[Items from a data source]
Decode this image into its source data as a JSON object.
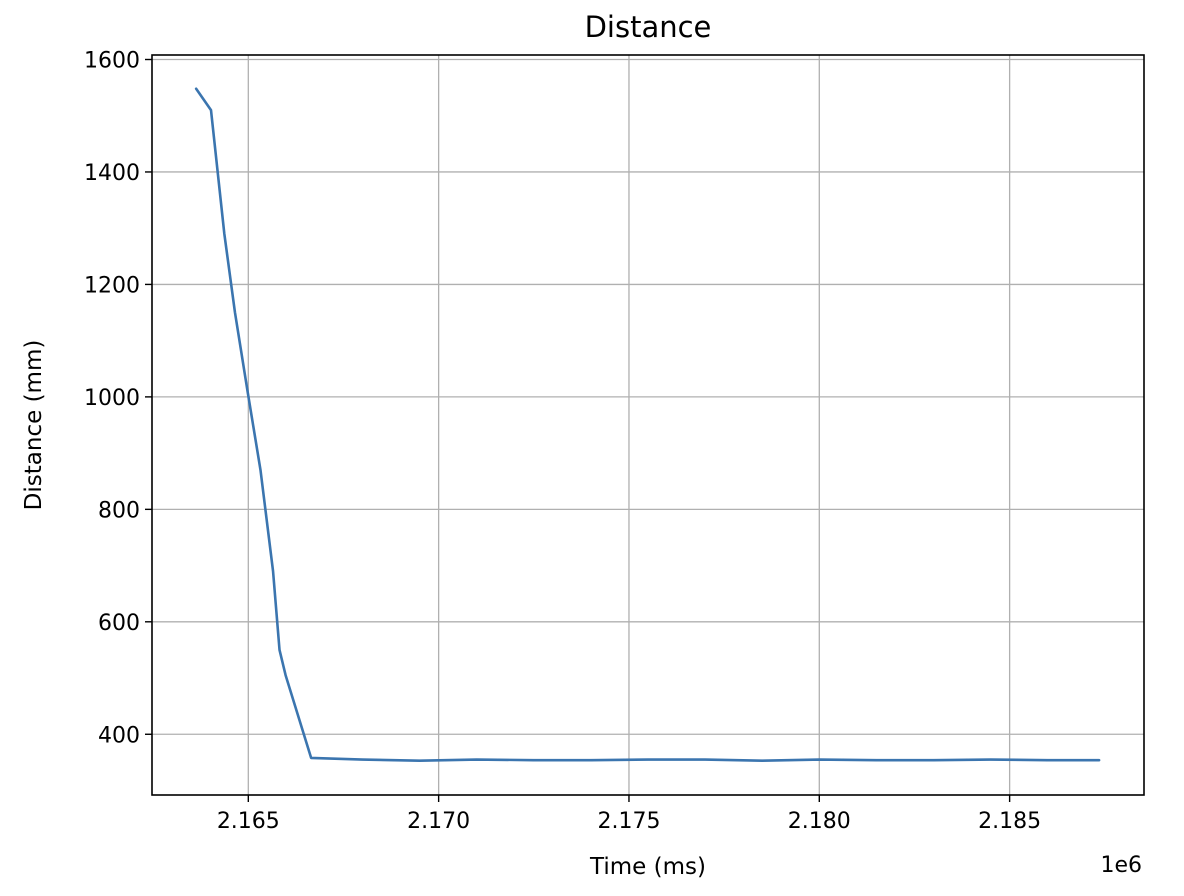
{
  "chart_data": {
    "type": "line",
    "title": "Distance",
    "xlabel": "Time (ms)",
    "ylabel": "Distance (mm)",
    "x_offset_label": "1e6",
    "xlim": [
      2.16247,
      2.18853
    ],
    "ylim": [
      292,
      1608
    ],
    "xticks": [
      2.165,
      2.17,
      2.175,
      2.18,
      2.185
    ],
    "xtick_labels": [
      "2.165",
      "2.170",
      "2.175",
      "2.180",
      "2.185"
    ],
    "yticks": [
      400,
      600,
      800,
      1000,
      1200,
      1400,
      1600
    ],
    "ytick_labels": [
      "400",
      "600",
      "800",
      "1000",
      "1200",
      "1400",
      "1600"
    ],
    "grid": true,
    "legend": null,
    "colors": {
      "line": "#3b75af",
      "grid": "#b0b0b0",
      "axes": "#000000"
    },
    "series": [
      {
        "x": [
          2.16363,
          2.16402,
          2.16437,
          2.16465,
          2.16498,
          2.16532,
          2.16565,
          2.16582,
          2.16598,
          2.16665,
          2.168,
          2.1695,
          2.171,
          2.1725,
          2.174,
          2.1755,
          2.177,
          2.1785,
          2.18,
          2.1815,
          2.183,
          2.1845,
          2.186,
          2.18735
        ],
        "y": [
          1548,
          1510,
          1290,
          1150,
          1010,
          870,
          690,
          550,
          505,
          358,
          355,
          353,
          355,
          354,
          354,
          355,
          355,
          353,
          355,
          354,
          354,
          355,
          354,
          354
        ]
      }
    ]
  }
}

■ **WHAT IS NEEDED**: Skip every picture and transcribe the data above exactly.

■ **EXPECTED ANSWER**:
Decode this image into its source data as a JSON object.
{
  "chart_data": {
    "type": "line",
    "title": "Distance",
    "xlabel": "Time (ms)",
    "ylabel": "Distance (mm)",
    "x_offset_label": "1e6",
    "xlim": [
      2.16247,
      2.18853
    ],
    "ylim": [
      292,
      1608
    ],
    "xticks": [
      2.165,
      2.17,
      2.175,
      2.18,
      2.185
    ],
    "xtick_labels": [
      "2.165",
      "2.170",
      "2.175",
      "2.180",
      "2.185"
    ],
    "yticks": [
      400,
      600,
      800,
      1000,
      1200,
      1400,
      1600
    ],
    "ytick_labels": [
      "400",
      "600",
      "800",
      "1000",
      "1200",
      "1400",
      "1600"
    ],
    "grid": true,
    "legend": null,
    "colors": {
      "line": "#3b75af",
      "grid": "#b0b0b0",
      "axes": "#000000"
    },
    "series": [
      {
        "x": [
          2.16363,
          2.16402,
          2.16437,
          2.16465,
          2.16498,
          2.16532,
          2.16565,
          2.16582,
          2.16598,
          2.16665,
          2.168,
          2.1695,
          2.171,
          2.1725,
          2.174,
          2.1755,
          2.177,
          2.1785,
          2.18,
          2.1815,
          2.183,
          2.1845,
          2.186,
          2.18735
        ],
        "y": [
          1548,
          1510,
          1290,
          1150,
          1010,
          870,
          690,
          550,
          505,
          358,
          355,
          353,
          355,
          354,
          354,
          355,
          355,
          353,
          355,
          354,
          354,
          355,
          354,
          354
        ]
      }
    ]
  }
}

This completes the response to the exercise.